+++ Entries shown

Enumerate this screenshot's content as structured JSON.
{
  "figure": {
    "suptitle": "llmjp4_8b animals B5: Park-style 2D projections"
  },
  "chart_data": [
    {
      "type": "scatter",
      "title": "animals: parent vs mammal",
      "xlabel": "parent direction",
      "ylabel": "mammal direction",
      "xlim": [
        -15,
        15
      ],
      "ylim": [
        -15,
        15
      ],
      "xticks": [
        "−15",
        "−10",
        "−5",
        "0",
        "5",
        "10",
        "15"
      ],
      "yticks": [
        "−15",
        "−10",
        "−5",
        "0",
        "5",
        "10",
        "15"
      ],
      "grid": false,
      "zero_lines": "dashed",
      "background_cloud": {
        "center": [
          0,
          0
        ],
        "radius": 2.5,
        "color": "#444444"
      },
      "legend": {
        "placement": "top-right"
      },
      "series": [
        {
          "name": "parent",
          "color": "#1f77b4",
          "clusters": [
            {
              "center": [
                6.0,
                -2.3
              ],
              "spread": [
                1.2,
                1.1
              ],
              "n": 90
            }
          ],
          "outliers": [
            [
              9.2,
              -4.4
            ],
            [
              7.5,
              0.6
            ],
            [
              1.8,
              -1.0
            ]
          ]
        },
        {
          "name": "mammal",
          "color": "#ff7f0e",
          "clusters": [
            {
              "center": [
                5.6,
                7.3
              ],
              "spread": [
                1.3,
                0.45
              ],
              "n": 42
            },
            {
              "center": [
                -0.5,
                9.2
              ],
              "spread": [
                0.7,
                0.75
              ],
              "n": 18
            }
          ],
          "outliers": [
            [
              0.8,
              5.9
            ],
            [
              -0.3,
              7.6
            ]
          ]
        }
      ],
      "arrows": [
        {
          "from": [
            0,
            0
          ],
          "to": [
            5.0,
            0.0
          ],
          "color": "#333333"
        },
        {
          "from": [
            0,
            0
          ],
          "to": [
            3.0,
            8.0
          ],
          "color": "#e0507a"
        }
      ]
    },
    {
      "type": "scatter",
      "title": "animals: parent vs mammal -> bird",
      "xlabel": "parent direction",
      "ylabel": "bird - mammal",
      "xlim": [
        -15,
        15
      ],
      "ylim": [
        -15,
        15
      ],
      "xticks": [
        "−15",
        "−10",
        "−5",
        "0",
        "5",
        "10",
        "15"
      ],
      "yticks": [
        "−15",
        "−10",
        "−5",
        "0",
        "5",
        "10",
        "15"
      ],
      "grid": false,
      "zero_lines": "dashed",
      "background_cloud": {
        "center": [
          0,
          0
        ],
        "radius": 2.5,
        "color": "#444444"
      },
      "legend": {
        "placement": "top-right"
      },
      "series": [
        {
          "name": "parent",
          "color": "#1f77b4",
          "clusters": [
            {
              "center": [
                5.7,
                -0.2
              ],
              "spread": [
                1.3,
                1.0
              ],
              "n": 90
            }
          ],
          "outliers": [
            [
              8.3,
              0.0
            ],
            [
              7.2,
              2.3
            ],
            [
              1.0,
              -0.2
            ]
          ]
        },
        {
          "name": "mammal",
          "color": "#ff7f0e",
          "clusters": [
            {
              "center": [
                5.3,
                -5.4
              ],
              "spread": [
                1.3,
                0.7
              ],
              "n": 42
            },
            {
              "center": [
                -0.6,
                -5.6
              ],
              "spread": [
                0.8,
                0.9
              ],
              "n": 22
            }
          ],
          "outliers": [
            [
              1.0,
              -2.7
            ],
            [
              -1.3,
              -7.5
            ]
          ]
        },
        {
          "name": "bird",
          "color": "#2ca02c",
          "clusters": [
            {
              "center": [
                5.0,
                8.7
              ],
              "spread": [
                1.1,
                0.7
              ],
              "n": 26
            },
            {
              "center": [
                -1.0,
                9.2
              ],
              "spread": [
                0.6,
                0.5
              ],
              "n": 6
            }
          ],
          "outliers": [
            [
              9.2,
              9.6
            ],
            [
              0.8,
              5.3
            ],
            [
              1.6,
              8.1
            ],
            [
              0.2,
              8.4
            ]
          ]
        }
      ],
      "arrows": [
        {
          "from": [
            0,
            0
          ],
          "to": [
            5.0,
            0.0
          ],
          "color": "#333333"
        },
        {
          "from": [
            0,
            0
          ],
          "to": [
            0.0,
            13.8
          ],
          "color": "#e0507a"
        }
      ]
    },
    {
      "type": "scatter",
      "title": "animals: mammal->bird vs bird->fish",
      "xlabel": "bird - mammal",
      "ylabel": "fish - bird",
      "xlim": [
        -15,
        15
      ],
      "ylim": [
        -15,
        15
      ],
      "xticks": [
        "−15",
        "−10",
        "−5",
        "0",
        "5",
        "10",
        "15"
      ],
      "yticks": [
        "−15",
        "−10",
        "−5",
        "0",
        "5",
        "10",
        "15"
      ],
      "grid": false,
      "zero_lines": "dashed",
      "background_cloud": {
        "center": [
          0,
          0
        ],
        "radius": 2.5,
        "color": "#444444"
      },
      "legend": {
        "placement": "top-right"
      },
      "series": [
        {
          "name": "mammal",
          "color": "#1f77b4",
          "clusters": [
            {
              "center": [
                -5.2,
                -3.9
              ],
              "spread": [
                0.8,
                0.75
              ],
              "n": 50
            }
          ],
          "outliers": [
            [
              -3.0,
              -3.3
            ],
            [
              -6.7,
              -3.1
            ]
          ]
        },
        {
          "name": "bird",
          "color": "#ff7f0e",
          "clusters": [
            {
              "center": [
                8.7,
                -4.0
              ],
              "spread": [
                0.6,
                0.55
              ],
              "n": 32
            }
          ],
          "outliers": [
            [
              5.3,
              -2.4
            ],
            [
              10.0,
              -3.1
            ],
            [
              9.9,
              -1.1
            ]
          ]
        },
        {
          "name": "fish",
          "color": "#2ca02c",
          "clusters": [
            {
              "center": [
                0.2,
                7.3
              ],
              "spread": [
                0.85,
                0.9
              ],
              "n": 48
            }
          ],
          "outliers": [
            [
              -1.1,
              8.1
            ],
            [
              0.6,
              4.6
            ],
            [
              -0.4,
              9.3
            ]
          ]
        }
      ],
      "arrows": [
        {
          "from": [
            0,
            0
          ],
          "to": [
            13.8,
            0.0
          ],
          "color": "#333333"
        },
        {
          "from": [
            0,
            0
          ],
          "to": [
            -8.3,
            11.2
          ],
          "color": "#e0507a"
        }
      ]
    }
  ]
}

++++++

● The exercise:
Write out the material from the first line to the last, exactly.

● Exercise output:
Enumerate this screenshot's content as structured JSON.
{
  "figure": {
    "suptitle": "llmjp4_8b animals B5: Park-style 2D projections"
  },
  "chart_data": [
    {
      "type": "scatter",
      "title": "animals: parent vs mammal",
      "xlabel": "parent direction",
      "ylabel": "mammal direction",
      "xlim": [
        -15,
        15
      ],
      "ylim": [
        -15,
        15
      ],
      "xticks": [
        "−15",
        "−10",
        "−5",
        "0",
        "5",
        "10",
        "15"
      ],
      "yticks": [
        "−15",
        "−10",
        "−5",
        "0",
        "5",
        "10",
        "15"
      ],
      "grid": false,
      "zero_lines": "dashed",
      "background_cloud": {
        "center": [
          0,
          0
        ],
        "radius": 2.5,
        "color": "#444444"
      },
      "legend": {
        "placement": "top-right"
      },
      "series": [
        {
          "name": "parent",
          "color": "#1f77b4",
          "clusters": [
            {
              "center": [
                6.0,
                -2.3
              ],
              "spread": [
                1.2,
                1.1
              ],
              "n": 90
            }
          ],
          "outliers": [
            [
              9.2,
              -4.4
            ],
            [
              7.5,
              0.6
            ],
            [
              1.8,
              -1.0
            ]
          ]
        },
        {
          "name": "mammal",
          "color": "#ff7f0e",
          "clusters": [
            {
              "center": [
                5.6,
                7.3
              ],
              "spread": [
                1.3,
                0.45
              ],
              "n": 42
            },
            {
              "center": [
                -0.5,
                9.2
              ],
              "spread": [
                0.7,
                0.75
              ],
              "n": 18
            }
          ],
          "outliers": [
            [
              0.8,
              5.9
            ],
            [
              -0.3,
              7.6
            ]
          ]
        }
      ],
      "arrows": [
        {
          "from": [
            0,
            0
          ],
          "to": [
            5.0,
            0.0
          ],
          "color": "#333333"
        },
        {
          "from": [
            0,
            0
          ],
          "to": [
            3.0,
            8.0
          ],
          "color": "#e0507a"
        }
      ]
    },
    {
      "type": "scatter",
      "title": "animals: parent vs mammal -> bird",
      "xlabel": "parent direction",
      "ylabel": "bird - mammal",
      "xlim": [
        -15,
        15
      ],
      "ylim": [
        -15,
        15
      ],
      "xticks": [
        "−15",
        "−10",
        "−5",
        "0",
        "5",
        "10",
        "15"
      ],
      "yticks": [
        "−15",
        "−10",
        "−5",
        "0",
        "5",
        "10",
        "15"
      ],
      "grid": false,
      "zero_lines": "dashed",
      "background_cloud": {
        "center": [
          0,
          0
        ],
        "radius": 2.5,
        "color": "#444444"
      },
      "legend": {
        "placement": "top-right"
      },
      "series": [
        {
          "name": "parent",
          "color": "#1f77b4",
          "clusters": [
            {
              "center": [
                5.7,
                -0.2
              ],
              "spread": [
                1.3,
                1.0
              ],
              "n": 90
            }
          ],
          "outliers": [
            [
              8.3,
              0.0
            ],
            [
              7.2,
              2.3
            ],
            [
              1.0,
              -0.2
            ]
          ]
        },
        {
          "name": "mammal",
          "color": "#ff7f0e",
          "clusters": [
            {
              "center": [
                5.3,
                -5.4
              ],
              "spread": [
                1.3,
                0.7
              ],
              "n": 42
            },
            {
              "center": [
                -0.6,
                -5.6
              ],
              "spread": [
                0.8,
                0.9
              ],
              "n": 22
            }
          ],
          "outliers": [
            [
              1.0,
              -2.7
            ],
            [
              -1.3,
              -7.5
            ]
          ]
        },
        {
          "name": "bird",
          "color": "#2ca02c",
          "clusters": [
            {
              "center": [
                5.0,
                8.7
              ],
              "spread": [
                1.1,
                0.7
              ],
              "n": 26
            },
            {
              "center": [
                -1.0,
                9.2
              ],
              "spread": [
                0.6,
                0.5
              ],
              "n": 6
            }
          ],
          "outliers": [
            [
              9.2,
              9.6
            ],
            [
              0.8,
              5.3
            ],
            [
              1.6,
              8.1
            ],
            [
              0.2,
              8.4
            ]
          ]
        }
      ],
      "arrows": [
        {
          "from": [
            0,
            0
          ],
          "to": [
            5.0,
            0.0
          ],
          "color": "#333333"
        },
        {
          "from": [
            0,
            0
          ],
          "to": [
            0.0,
            13.8
          ],
          "color": "#e0507a"
        }
      ]
    },
    {
      "type": "scatter",
      "title": "animals: mammal->bird vs bird->fish",
      "xlabel": "bird - mammal",
      "ylabel": "fish - bird",
      "xlim": [
        -15,
        15
      ],
      "ylim": [
        -15,
        15
      ],
      "xticks": [
        "−15",
        "−10",
        "−5",
        "0",
        "5",
        "10",
        "15"
      ],
      "yticks": [
        "−15",
        "−10",
        "−5",
        "0",
        "5",
        "10",
        "15"
      ],
      "grid": false,
      "zero_lines": "dashed",
      "background_cloud": {
        "center": [
          0,
          0
        ],
        "radius": 2.5,
        "color": "#444444"
      },
      "legend": {
        "placement": "top-right"
      },
      "series": [
        {
          "name": "mammal",
          "color": "#1f77b4",
          "clusters": [
            {
              "center": [
                -5.2,
                -3.9
              ],
              "spread": [
                0.8,
                0.75
              ],
              "n": 50
            }
          ],
          "outliers": [
            [
              -3.0,
              -3.3
            ],
            [
              -6.7,
              -3.1
            ]
          ]
        },
        {
          "name": "bird",
          "color": "#ff7f0e",
          "clusters": [
            {
              "center": [
                8.7,
                -4.0
              ],
              "spread": [
                0.6,
                0.55
              ],
              "n": 32
            }
          ],
          "outliers": [
            [
              5.3,
              -2.4
            ],
            [
              10.0,
              -3.1
            ],
            [
              9.9,
              -1.1
            ]
          ]
        },
        {
          "name": "fish",
          "color": "#2ca02c",
          "clusters": [
            {
              "center": [
                0.2,
                7.3
              ],
              "spread": [
                0.85,
                0.9
              ],
              "n": 48
            }
          ],
          "outliers": [
            [
              -1.1,
              8.1
            ],
            [
              0.6,
              4.6
            ],
            [
              -0.4,
              9.3
            ]
          ]
        }
      ],
      "arrows": [
        {
          "from": [
            0,
            0
          ],
          "to": [
            13.8,
            0.0
          ],
          "color": "#333333"
        },
        {
          "from": [
            0,
            0
          ],
          "to": [
            -8.3,
            11.2
          ],
          "color": "#e0507a"
        }
      ]
    }
  ]
}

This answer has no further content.